---------- MATERIAL PROVIDED ----------
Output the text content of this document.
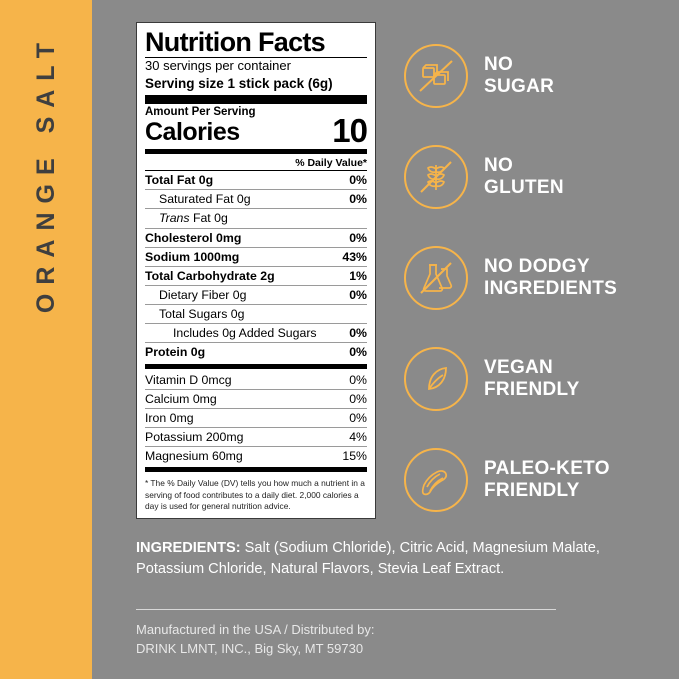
ORANGE SALT	Nutrition Facts
30 servings per container
Serving size 1 stick pack (6g)
Amount Per Serving
Calories	10
% Daily Value*
Total Fat 0g	0%
Saturated Fat 0g	0%
Trans Fat 0g
Cholesterol 0mg	0%
Sodium 1000mg	43%
Total Carbohydrate 2g	1%
Dietary Fiber 0g	0%
Total Sugars 0g
Includes 0g Added Sugars	0%
Protein 0g	0%
Vitamin D 0mcg	0%
Calcium 0mg	0%
Iron 0mg	0%
Potassium 200mg	4%
Magnesium 60mg	15%
* The % Daily Value (DV) tells you how much a nutrient in a serving of food contributes to a daily diet. 2,000 calories a day is used for general nutrition advice.
NO
SUGAR
NO
GLUTEN
NO DODGY
INGREDIENTS
VEGAN
FRIENDLY
PALEO-KETO
FRIENDLY
INGREDIENTS: Salt (Sodium Chloride), Citric Acid, Magnesium Malate, Potassium Chloride, Natural Flavors, Stevia Leaf Extract.
Manufactured in the USA / Distributed by:
DRINK LMNT, INC., Big Sky, MT 59730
----------
> _WHAT TO PRODUCE_
Among the lines above, find those with the word "Potassium" and list them.

> _OUTPUT FOR THIS TASK_
Potassium 200mg	4%
INGREDIENTS: Salt (Sodium Chloride), Citric Acid, Magnesium Malate, Potassium Chloride, Natural Flavors, Stevia Leaf Extract.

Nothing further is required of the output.